(AIM):
Reproduce each line of the records below verbatim, omitting the pictures.

(RECORD LIST):

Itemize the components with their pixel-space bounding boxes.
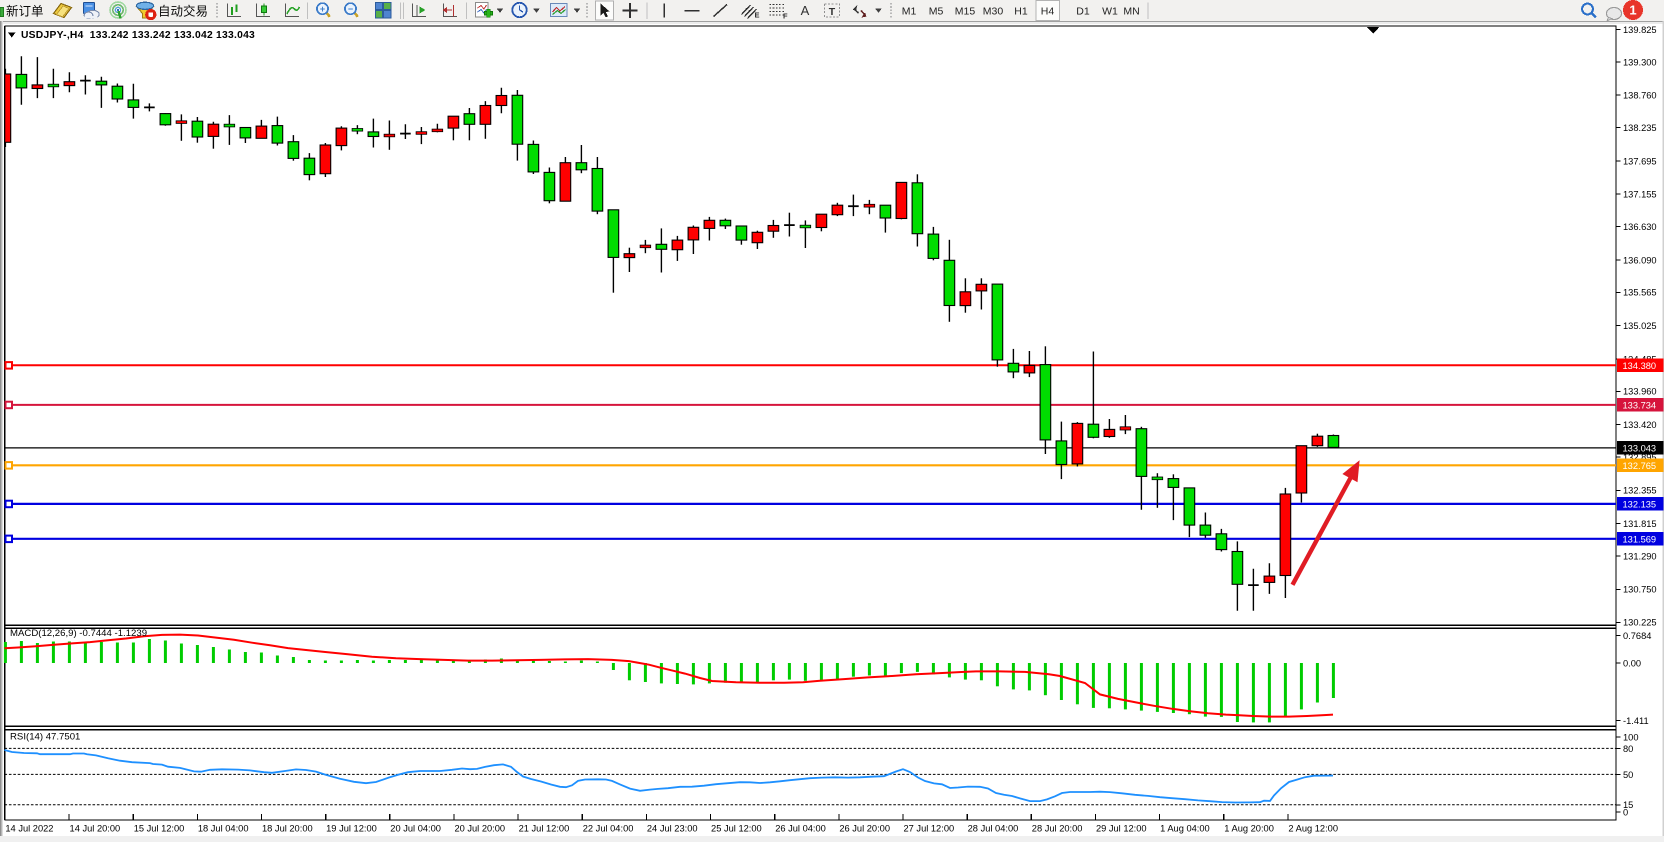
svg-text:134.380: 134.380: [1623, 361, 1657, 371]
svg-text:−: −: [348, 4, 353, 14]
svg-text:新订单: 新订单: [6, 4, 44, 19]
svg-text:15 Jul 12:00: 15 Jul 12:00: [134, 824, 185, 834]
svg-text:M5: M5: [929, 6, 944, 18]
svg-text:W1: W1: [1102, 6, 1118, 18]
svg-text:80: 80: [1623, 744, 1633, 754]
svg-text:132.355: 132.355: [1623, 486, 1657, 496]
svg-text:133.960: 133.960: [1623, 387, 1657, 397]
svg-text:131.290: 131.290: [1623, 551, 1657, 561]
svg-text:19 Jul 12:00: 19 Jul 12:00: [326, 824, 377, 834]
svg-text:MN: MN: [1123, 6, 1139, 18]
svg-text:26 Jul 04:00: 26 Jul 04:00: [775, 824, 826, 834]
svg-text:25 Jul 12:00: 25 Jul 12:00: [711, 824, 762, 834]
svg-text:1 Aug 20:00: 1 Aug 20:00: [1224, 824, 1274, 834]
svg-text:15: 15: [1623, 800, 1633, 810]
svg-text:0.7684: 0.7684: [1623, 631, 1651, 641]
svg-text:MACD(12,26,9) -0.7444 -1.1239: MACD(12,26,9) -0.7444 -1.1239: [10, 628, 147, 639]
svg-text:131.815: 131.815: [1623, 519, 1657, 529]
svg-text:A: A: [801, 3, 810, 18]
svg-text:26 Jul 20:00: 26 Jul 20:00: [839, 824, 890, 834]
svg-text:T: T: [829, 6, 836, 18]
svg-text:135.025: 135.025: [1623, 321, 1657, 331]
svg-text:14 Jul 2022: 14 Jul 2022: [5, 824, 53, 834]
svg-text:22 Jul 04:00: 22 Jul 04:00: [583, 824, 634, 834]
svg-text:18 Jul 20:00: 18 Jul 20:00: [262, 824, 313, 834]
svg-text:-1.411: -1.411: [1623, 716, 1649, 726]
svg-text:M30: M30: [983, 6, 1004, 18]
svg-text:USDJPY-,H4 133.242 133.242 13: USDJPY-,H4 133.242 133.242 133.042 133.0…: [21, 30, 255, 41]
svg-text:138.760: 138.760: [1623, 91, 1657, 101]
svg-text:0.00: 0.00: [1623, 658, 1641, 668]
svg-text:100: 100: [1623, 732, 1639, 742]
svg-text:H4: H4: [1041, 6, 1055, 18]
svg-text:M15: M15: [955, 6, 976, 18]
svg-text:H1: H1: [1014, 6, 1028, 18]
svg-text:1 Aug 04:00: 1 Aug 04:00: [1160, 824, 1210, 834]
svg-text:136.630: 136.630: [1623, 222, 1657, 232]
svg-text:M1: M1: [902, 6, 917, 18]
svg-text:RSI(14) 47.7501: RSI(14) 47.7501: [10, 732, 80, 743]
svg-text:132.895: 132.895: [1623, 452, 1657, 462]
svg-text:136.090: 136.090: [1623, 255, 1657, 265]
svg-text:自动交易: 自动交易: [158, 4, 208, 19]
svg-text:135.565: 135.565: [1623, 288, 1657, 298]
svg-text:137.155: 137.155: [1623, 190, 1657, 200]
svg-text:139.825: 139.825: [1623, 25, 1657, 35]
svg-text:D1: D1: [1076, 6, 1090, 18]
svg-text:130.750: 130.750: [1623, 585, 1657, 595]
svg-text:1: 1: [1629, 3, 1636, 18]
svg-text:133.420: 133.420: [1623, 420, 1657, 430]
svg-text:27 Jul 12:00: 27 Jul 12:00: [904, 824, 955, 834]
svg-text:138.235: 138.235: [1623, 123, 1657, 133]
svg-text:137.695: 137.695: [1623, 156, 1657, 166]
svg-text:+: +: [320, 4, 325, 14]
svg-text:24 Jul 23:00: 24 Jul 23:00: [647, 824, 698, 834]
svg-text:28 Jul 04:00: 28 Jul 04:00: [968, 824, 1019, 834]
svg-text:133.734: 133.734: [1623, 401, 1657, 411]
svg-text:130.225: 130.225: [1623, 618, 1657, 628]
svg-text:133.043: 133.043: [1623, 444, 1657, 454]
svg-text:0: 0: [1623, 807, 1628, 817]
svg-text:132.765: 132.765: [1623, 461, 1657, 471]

(SOLUTION FOR THIS PROBLEM):
Itemize the components with their pixel-space bounding boxes.
svg-text:134.380: 134.380: [1623, 361, 1657, 371]
svg-text:−: −: [348, 4, 353, 14]
svg-text:新订单: 新订单: [6, 4, 44, 19]
svg-text:15 Jul 12:00: 15 Jul 12:00: [134, 824, 185, 834]
svg-text:M5: M5: [929, 6, 944, 18]
svg-text:W1: W1: [1102, 6, 1118, 18]
svg-text:80: 80: [1623, 744, 1633, 754]
svg-text:132.355: 132.355: [1623, 486, 1657, 496]
svg-text:133.960: 133.960: [1623, 387, 1657, 397]
svg-text:131.290: 131.290: [1623, 551, 1657, 561]
svg-text:19 Jul 12:00: 19 Jul 12:00: [326, 824, 377, 834]
svg-text:MN: MN: [1123, 6, 1139, 18]
svg-text:26 Jul 04:00: 26 Jul 04:00: [775, 824, 826, 834]
svg-text:25 Jul 12:00: 25 Jul 12:00: [711, 824, 762, 834]
svg-text:1 Aug 20:00: 1 Aug 20:00: [1224, 824, 1274, 834]
svg-text:15: 15: [1623, 800, 1633, 810]
svg-text:0.7684: 0.7684: [1623, 631, 1651, 641]
svg-text:MACD(12,26,9) -0.7444 -1.1239: MACD(12,26,9) -0.7444 -1.1239: [10, 628, 147, 639]
svg-text:131.815: 131.815: [1623, 519, 1657, 529]
svg-text:A: A: [801, 3, 810, 18]
svg-text:26 Jul 20:00: 26 Jul 20:00: [839, 824, 890, 834]
svg-text:T: T: [829, 6, 836, 18]
svg-text:135.025: 135.025: [1623, 321, 1657, 331]
svg-text:14 Jul 2022: 14 Jul 2022: [5, 824, 53, 834]
svg-text:22 Jul 04:00: 22 Jul 04:00: [583, 824, 634, 834]
svg-text:18 Jul 20:00: 18 Jul 20:00: [262, 824, 313, 834]
svg-text:-1.411: -1.411: [1623, 716, 1649, 726]
svg-text:M30: M30: [983, 6, 1004, 18]
svg-text:USDJPY-,H4 133.242 133.242 13: USDJPY-,H4 133.242 133.242 133.042 133.0…: [21, 30, 255, 41]
svg-text:138.760: 138.760: [1623, 91, 1657, 101]
svg-text:0.00: 0.00: [1623, 658, 1641, 668]
svg-text:100: 100: [1623, 732, 1639, 742]
svg-text:H4: H4: [1041, 6, 1055, 18]
svg-text:M15: M15: [955, 6, 976, 18]
svg-text:H1: H1: [1014, 6, 1028, 18]
svg-text:1 Aug 04:00: 1 Aug 04:00: [1160, 824, 1210, 834]
svg-text:136.630: 136.630: [1623, 222, 1657, 232]
svg-text:M1: M1: [902, 6, 917, 18]
svg-text:RSI(14) 47.7501: RSI(14) 47.7501: [10, 732, 80, 743]
svg-text:132.895: 132.895: [1623, 452, 1657, 462]
svg-text:136.090: 136.090: [1623, 255, 1657, 265]
svg-text:自动交易: 自动交易: [158, 4, 208, 19]
svg-text:135.565: 135.565: [1623, 288, 1657, 298]
svg-text:137.155: 137.155: [1623, 190, 1657, 200]
svg-text:139.825: 139.825: [1623, 25, 1657, 35]
svg-text:D1: D1: [1076, 6, 1090, 18]
svg-text:130.750: 130.750: [1623, 585, 1657, 595]
svg-text:1: 1: [1629, 3, 1636, 18]
svg-text:133.420: 133.420: [1623, 420, 1657, 430]
svg-text:27 Jul 12:00: 27 Jul 12:00: [904, 824, 955, 834]
svg-text:138.235: 138.235: [1623, 123, 1657, 133]
svg-text:137.695: 137.695: [1623, 156, 1657, 166]
svg-text:+: +: [320, 4, 325, 14]
svg-text:24 Jul 23:00: 24 Jul 23:00: [647, 824, 698, 834]
svg-text:28 Jul 04:00: 28 Jul 04:00: [968, 824, 1019, 834]
svg-text:133.734: 133.734: [1623, 401, 1657, 411]
svg-text:130.225: 130.225: [1623, 618, 1657, 628]
svg-text:133.043: 133.043: [1623, 444, 1657, 454]
svg-text:0: 0: [1623, 807, 1628, 817]
svg-text:132.765: 132.765: [1623, 461, 1657, 471]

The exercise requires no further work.